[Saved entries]
[start]
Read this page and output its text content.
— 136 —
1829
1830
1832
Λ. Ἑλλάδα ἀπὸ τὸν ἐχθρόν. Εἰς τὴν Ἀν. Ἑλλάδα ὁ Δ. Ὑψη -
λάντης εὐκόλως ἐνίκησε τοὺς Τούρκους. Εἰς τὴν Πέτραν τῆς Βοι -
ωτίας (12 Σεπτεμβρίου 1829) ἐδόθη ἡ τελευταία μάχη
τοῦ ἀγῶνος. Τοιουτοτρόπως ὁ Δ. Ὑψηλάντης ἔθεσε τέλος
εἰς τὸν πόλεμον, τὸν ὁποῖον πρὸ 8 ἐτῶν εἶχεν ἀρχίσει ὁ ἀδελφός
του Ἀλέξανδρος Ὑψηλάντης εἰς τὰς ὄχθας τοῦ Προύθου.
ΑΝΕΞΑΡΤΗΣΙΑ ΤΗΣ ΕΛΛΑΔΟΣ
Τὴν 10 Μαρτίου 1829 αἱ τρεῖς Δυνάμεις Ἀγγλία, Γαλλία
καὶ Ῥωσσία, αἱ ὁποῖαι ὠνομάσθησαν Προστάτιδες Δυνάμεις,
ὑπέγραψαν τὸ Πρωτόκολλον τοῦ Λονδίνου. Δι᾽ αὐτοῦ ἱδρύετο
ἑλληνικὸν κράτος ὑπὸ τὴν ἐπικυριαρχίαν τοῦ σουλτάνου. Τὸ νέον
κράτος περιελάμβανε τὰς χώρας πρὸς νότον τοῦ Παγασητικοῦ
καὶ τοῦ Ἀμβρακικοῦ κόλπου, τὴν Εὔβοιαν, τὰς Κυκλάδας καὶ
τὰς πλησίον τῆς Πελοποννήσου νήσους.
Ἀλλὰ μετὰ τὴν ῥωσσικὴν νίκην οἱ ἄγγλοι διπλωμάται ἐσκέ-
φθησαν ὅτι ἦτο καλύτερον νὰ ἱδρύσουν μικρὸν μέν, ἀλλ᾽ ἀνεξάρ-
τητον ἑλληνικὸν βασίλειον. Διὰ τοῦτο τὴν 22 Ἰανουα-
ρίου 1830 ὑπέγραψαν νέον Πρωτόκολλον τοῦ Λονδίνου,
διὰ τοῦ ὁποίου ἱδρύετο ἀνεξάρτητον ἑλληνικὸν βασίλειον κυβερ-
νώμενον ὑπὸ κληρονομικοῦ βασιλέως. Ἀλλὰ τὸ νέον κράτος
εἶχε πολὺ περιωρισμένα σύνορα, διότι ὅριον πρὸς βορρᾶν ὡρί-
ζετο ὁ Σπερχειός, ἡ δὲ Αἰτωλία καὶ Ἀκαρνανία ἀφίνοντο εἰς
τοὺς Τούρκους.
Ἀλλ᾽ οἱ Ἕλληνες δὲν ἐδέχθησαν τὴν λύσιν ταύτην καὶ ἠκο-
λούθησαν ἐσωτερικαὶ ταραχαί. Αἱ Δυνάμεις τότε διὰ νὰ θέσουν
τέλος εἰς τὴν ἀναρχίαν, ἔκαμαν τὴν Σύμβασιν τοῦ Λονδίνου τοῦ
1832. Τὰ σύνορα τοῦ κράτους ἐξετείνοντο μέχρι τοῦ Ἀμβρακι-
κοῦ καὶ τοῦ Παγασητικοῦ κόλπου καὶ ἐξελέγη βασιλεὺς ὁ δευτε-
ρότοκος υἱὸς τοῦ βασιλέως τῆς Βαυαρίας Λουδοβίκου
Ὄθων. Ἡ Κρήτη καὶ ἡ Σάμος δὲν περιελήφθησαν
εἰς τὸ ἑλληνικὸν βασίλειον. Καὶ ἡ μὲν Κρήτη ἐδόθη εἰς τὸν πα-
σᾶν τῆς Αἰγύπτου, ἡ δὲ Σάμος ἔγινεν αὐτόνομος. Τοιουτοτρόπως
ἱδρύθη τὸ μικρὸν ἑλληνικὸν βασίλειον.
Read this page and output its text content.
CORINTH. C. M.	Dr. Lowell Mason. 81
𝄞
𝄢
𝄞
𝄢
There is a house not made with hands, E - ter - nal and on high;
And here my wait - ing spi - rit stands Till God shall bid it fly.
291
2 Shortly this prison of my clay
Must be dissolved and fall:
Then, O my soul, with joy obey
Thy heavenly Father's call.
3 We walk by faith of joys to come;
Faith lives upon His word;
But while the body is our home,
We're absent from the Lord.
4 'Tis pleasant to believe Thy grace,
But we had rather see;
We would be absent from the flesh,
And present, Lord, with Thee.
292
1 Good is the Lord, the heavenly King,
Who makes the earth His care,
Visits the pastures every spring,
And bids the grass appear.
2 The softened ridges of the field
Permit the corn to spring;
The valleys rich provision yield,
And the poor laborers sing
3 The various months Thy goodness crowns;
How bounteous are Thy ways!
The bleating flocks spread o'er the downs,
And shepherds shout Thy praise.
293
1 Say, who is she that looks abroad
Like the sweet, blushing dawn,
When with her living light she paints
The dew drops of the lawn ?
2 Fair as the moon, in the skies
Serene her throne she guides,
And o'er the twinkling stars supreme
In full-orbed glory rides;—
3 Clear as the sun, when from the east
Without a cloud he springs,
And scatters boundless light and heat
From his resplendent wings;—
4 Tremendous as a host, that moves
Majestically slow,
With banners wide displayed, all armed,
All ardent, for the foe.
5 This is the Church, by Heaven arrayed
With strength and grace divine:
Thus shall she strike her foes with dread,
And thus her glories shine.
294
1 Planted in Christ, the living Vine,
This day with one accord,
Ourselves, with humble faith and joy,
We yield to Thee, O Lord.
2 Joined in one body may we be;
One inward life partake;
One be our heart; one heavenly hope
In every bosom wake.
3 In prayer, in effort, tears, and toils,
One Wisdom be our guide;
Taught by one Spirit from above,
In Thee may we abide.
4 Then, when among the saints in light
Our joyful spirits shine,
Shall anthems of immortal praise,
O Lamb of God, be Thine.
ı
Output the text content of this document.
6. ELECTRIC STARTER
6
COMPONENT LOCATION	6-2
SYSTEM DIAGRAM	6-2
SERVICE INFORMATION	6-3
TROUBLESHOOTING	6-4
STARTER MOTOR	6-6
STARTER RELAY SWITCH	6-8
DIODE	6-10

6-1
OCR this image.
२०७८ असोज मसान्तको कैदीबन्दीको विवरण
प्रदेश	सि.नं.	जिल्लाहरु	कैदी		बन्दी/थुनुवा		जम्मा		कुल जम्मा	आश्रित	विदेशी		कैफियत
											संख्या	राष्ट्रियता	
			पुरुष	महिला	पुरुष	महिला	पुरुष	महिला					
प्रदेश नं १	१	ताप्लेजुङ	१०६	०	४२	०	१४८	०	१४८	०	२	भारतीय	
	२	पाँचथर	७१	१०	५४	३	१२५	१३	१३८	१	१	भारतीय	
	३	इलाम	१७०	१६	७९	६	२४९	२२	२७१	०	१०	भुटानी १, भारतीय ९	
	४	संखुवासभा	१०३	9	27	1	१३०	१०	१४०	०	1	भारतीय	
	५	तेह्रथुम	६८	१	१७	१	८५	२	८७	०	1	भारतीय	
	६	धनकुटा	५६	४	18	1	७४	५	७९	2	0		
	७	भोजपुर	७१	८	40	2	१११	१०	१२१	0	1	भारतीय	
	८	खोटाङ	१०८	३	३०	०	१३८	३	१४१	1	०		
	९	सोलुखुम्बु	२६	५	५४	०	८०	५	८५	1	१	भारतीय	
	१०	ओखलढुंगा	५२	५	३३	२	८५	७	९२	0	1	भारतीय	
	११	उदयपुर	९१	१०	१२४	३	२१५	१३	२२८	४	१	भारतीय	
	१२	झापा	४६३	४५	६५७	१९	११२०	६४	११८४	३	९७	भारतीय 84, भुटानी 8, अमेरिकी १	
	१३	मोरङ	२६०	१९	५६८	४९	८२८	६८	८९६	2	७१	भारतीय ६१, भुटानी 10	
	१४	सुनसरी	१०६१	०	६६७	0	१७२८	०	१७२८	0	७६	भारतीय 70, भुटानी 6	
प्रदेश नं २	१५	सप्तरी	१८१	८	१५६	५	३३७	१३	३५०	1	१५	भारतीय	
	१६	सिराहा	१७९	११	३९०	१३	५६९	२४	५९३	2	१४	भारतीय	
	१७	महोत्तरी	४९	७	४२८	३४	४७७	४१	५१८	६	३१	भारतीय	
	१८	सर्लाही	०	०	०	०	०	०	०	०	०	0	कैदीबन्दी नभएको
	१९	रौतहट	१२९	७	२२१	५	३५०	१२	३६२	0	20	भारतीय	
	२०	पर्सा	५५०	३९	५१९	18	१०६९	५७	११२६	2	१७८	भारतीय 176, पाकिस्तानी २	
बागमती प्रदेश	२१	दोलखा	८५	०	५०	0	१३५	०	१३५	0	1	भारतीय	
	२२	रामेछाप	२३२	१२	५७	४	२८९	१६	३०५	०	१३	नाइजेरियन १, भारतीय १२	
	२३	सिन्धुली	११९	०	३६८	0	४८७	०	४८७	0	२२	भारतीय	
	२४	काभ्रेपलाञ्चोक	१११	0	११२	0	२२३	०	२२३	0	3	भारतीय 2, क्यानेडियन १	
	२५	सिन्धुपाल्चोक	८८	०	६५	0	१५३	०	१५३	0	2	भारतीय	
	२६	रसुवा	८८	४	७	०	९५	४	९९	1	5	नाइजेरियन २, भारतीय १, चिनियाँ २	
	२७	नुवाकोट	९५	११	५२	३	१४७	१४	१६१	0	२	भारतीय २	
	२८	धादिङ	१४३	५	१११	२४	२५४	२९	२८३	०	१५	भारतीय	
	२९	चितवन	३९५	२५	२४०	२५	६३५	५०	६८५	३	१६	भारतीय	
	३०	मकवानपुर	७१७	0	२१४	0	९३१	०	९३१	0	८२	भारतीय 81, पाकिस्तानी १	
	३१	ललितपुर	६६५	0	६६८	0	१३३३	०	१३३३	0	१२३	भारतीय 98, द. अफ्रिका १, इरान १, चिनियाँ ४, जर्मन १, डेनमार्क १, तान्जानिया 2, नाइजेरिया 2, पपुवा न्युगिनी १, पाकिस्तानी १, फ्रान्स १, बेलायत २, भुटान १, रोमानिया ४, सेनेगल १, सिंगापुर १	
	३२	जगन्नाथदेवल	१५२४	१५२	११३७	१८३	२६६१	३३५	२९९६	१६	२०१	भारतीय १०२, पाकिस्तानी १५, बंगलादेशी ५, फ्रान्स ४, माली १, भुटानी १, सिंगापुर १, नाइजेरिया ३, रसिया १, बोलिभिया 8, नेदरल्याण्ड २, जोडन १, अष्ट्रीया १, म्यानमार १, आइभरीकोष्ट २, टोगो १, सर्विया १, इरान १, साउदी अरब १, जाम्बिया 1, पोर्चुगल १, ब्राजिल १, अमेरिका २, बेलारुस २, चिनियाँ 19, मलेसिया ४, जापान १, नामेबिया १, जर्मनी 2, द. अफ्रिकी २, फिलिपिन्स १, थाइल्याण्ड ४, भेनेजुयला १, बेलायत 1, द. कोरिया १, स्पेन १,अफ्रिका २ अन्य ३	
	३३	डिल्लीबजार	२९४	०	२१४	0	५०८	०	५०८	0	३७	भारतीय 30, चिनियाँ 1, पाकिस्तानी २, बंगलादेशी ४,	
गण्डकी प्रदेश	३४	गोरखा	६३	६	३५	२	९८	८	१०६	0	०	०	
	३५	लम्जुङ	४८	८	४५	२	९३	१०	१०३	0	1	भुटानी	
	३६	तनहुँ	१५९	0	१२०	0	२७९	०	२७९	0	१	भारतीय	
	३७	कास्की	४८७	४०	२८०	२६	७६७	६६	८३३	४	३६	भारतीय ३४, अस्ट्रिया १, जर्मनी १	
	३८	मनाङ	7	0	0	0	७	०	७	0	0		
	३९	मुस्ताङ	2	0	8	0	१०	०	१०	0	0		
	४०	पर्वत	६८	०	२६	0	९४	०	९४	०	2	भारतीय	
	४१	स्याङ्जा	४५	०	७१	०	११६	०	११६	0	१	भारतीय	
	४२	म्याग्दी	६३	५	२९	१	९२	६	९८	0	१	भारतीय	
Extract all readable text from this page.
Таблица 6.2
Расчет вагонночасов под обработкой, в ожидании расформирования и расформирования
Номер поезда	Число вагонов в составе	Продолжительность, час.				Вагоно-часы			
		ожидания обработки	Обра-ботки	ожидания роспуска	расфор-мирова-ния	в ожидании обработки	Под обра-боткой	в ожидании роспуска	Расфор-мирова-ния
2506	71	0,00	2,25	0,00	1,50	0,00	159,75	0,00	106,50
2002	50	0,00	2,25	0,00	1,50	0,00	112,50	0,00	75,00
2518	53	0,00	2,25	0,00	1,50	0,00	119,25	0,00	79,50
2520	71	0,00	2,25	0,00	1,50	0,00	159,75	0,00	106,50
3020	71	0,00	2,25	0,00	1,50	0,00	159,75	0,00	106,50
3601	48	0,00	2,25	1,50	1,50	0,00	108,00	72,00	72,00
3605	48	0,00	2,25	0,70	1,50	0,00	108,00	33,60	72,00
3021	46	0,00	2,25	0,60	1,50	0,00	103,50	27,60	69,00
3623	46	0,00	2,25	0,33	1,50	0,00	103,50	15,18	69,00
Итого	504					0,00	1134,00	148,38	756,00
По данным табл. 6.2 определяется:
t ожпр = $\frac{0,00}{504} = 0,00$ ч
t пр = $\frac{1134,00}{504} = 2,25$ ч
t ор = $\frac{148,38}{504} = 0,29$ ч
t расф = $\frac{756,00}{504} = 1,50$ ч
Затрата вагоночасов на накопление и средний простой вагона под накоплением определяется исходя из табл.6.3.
[end]
YOUR OBJECTIVE |
Scan the material above and determine how many lines include the word "Σάμος"; report only the number.

EXERCISE ANSWER |
2